═════ SUPPLIED INFORMATION ═════

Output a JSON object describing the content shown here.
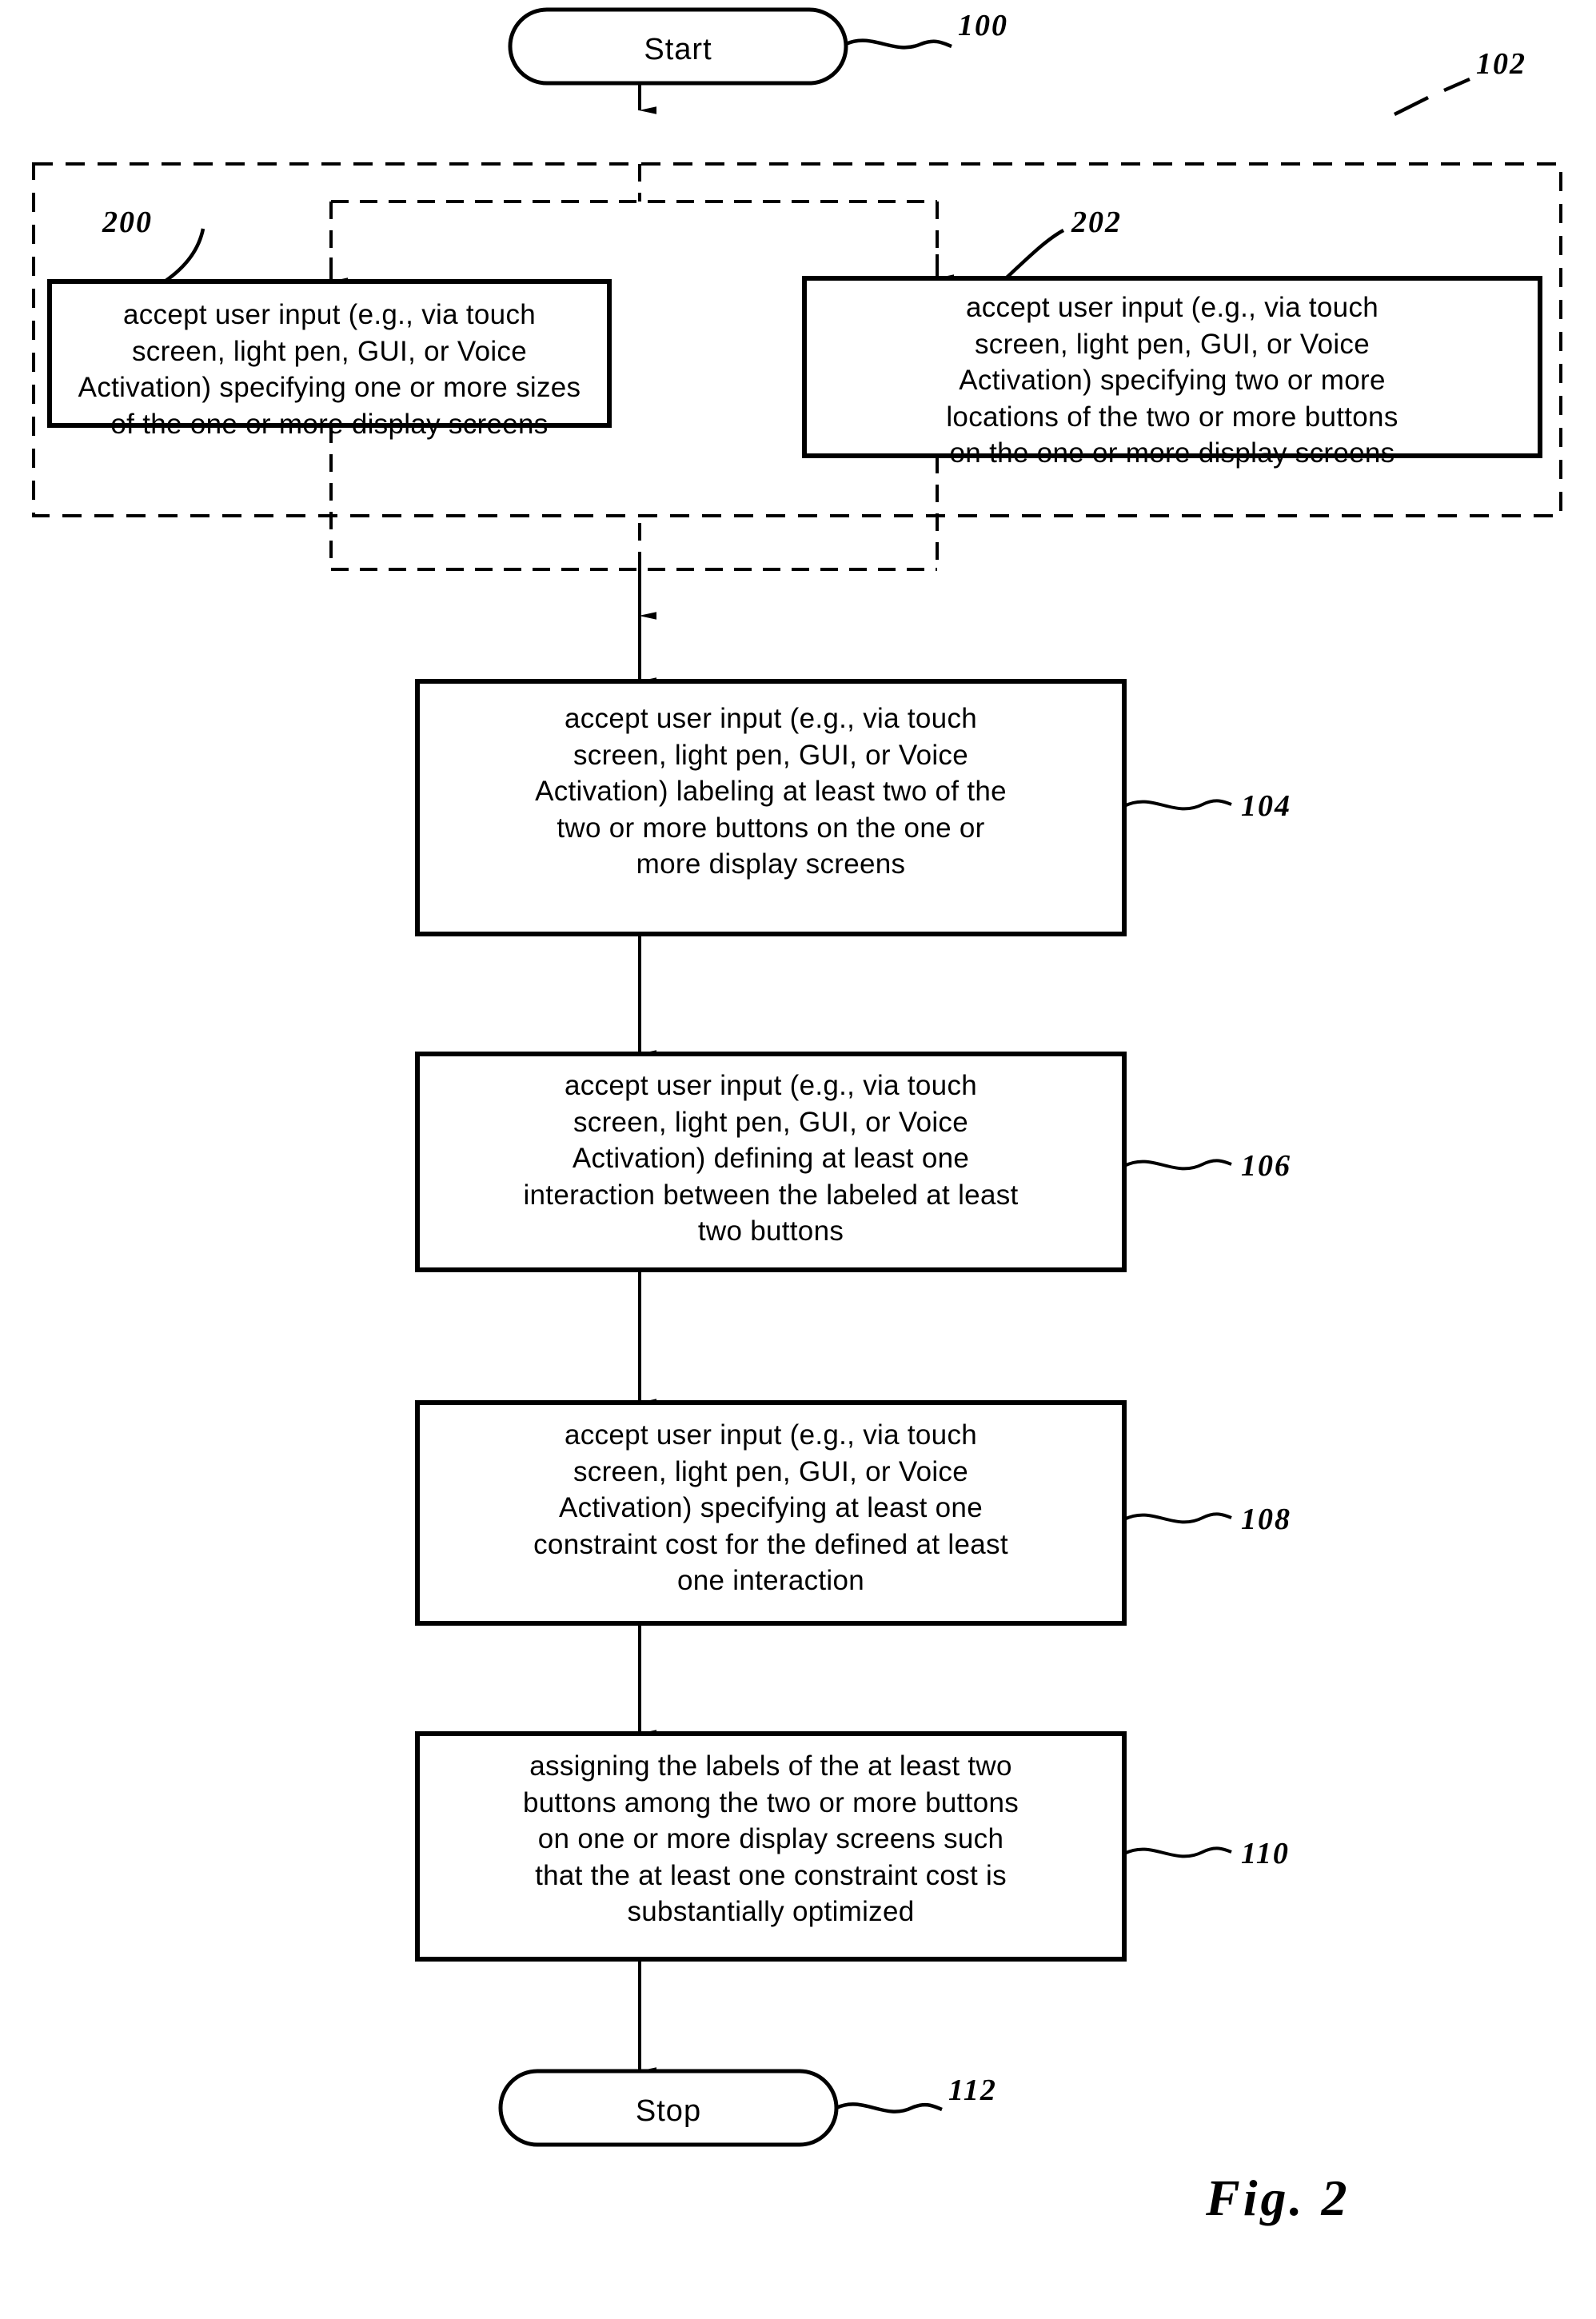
{
  "figure": {
    "caption": "Fig. 2",
    "type": "patent-flowchart"
  },
  "nodes": {
    "start": {
      "ref": "100",
      "label": "Start",
      "shape": "terminal"
    },
    "group": {
      "ref": "102",
      "shape": "dashed-group"
    },
    "step200": {
      "ref": "200",
      "label": "accept user input (e.g., via touch\nscreen, light pen, GUI, or Voice\nActivation) specifying one or more sizes\nof the one or more display screens",
      "shape": "process"
    },
    "step202": {
      "ref": "202",
      "label": "accept user input (e.g., via touch\nscreen, light pen, GUI, or Voice\nActivation) specifying two or more\nlocations of the two or more buttons\non the one or more display screens",
      "shape": "process"
    },
    "step104": {
      "ref": "104",
      "label": "accept user input (e.g., via touch\nscreen, light pen, GUI, or Voice\nActivation) labeling at least two of the\ntwo or more buttons on the one or\nmore display screens",
      "shape": "process"
    },
    "step106": {
      "ref": "106",
      "label": "accept user input (e.g., via touch\nscreen, light pen, GUI, or Voice\nActivation) defining at least one\ninteraction between the labeled at least\ntwo buttons",
      "shape": "process"
    },
    "step108": {
      "ref": "108",
      "label": "accept user input (e.g., via touch\nscreen, light pen, GUI, or Voice\nActivation) specifying at least one\nconstraint cost for the defined at least\none interaction",
      "shape": "process"
    },
    "step110": {
      "ref": "110",
      "label": "assigning the labels of the at least two\nbuttons among the two or more buttons\non one or more display screens such\nthat the at least one constraint cost is\nsubstantially optimized",
      "shape": "process"
    },
    "stop": {
      "ref": "112",
      "label": "Stop",
      "shape": "terminal"
    }
  },
  "colors": {
    "ink": "#000000",
    "paper": "#ffffff"
  }
}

═════

### TASK INSTRUCTIONS
Exactly reproduce each record, leaving out any pictures.

### SOLVED PROBLEM
Output a JSON object describing the content shown here.
{
  "figure": {
    "caption": "Fig. 2",
    "type": "patent-flowchart"
  },
  "nodes": {
    "start": {
      "ref": "100",
      "label": "Start",
      "shape": "terminal"
    },
    "group": {
      "ref": "102",
      "shape": "dashed-group"
    },
    "step200": {
      "ref": "200",
      "label": "accept user input (e.g., via touch\nscreen, light pen, GUI, or Voice\nActivation) specifying one or more sizes\nof the one or more display screens",
      "shape": "process"
    },
    "step202": {
      "ref": "202",
      "label": "accept user input (e.g., via touch\nscreen, light pen, GUI, or Voice\nActivation) specifying two or more\nlocations of the two or more buttons\non the one or more display screens",
      "shape": "process"
    },
    "step104": {
      "ref": "104",
      "label": "accept user input (e.g., via touch\nscreen, light pen, GUI, or Voice\nActivation) labeling at least two of the\ntwo or more buttons on the one or\nmore display screens",
      "shape": "process"
    },
    "step106": {
      "ref": "106",
      "label": "accept user input (e.g., via touch\nscreen, light pen, GUI, or Voice\nActivation) defining at least one\ninteraction between the labeled at least\ntwo buttons",
      "shape": "process"
    },
    "step108": {
      "ref": "108",
      "label": "accept user input (e.g., via touch\nscreen, light pen, GUI, or Voice\nActivation) specifying at least one\nconstraint cost for the defined at least\none interaction",
      "shape": "process"
    },
    "step110": {
      "ref": "110",
      "label": "assigning the labels of the at least two\nbuttons among the two or more buttons\non one or more display screens such\nthat the at least one constraint cost is\nsubstantially optimized",
      "shape": "process"
    },
    "stop": {
      "ref": "112",
      "label": "Stop",
      "shape": "terminal"
    }
  },
  "colors": {
    "ink": "#000000",
    "paper": "#ffffff"
  }
}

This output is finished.